Dataset excerpt
....................

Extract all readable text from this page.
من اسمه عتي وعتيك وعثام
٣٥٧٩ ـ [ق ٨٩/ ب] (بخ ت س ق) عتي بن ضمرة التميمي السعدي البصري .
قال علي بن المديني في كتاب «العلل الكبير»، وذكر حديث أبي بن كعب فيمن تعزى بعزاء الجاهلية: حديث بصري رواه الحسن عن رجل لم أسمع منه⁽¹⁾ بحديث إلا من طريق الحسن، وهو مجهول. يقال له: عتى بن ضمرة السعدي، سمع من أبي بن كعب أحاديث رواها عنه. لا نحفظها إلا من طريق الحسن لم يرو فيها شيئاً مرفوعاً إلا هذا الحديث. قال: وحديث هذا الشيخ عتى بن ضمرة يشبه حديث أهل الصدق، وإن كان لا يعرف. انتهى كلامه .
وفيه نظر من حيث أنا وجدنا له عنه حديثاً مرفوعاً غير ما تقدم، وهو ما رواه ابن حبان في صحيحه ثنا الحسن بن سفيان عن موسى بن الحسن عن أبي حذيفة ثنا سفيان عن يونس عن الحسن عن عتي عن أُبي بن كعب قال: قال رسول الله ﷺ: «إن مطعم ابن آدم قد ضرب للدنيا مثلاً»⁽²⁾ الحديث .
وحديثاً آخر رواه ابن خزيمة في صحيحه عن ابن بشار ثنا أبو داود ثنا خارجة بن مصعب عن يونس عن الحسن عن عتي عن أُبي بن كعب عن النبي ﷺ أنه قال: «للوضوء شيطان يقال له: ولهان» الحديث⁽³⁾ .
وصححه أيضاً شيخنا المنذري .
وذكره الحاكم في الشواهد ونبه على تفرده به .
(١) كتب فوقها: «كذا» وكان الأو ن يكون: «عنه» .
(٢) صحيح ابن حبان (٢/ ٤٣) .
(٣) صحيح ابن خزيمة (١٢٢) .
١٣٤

....................

→ What is being asked:
Restate the records, all of them, precisely as written.

→ Response for this exercise:
Extract all readable text from this page.
من اسمه عتي وعتيك وعثام
٣٥٧٩ ـ [ق ٨٩/ ب] (بخ ت س ق) عتي بن ضمرة التميمي السعدي البصري .
قال علي بن المديني في كتاب «العلل الكبير»، وذكر حديث أبي بن كعب فيمن تعزى بعزاء الجاهلية: حديث بصري رواه الحسن عن رجل لم أسمع منه⁽¹⁾ بحديث إلا من طريق الحسن، وهو مجهول. يقال له: عتى بن ضمرة السعدي، سمع من أبي بن كعب أحاديث رواها عنه. لا نحفظها إلا من طريق الحسن لم يرو فيها شيئاً مرفوعاً إلا هذا الحديث. قال: وحديث هذا الشيخ عتى بن ضمرة يشبه حديث أهل الصدق، وإن كان لا يعرف. انتهى كلامه .
وفيه نظر من حيث أنا وجدنا له عنه حديثاً مرفوعاً غير ما تقدم، وهو ما رواه ابن حبان في صحيحه ثنا الحسن بن سفيان عن موسى بن الحسن عن أبي حذيفة ثنا سفيان عن يونس عن الحسن عن عتي عن أُبي بن كعب قال: قال رسول الله ﷺ: «إن مطعم ابن آدم قد ضرب للدنيا مثلاً»⁽²⁾ الحديث .
وحديثاً آخر رواه ابن خزيمة في صحيحه عن ابن بشار ثنا أبو داود ثنا خارجة بن مصعب عن يونس عن الحسن عن عتي عن أُبي بن كعب عن النبي ﷺ أنه قال: «للوضوء شيطان يقال له: ولهان» الحديث⁽³⁾ .
وصححه أيضاً شيخنا المنذري .
وذكره الحاكم في الشواهد ونبه على تفرده به .
(١) كتب فوقها: «كذا» وكان الأو ن يكون: «عنه» .
(٢) صحيح ابن حبان (٢/ ٤٣) .
(٣) صحيح ابن خزيمة (١٢٢) .
١٣٤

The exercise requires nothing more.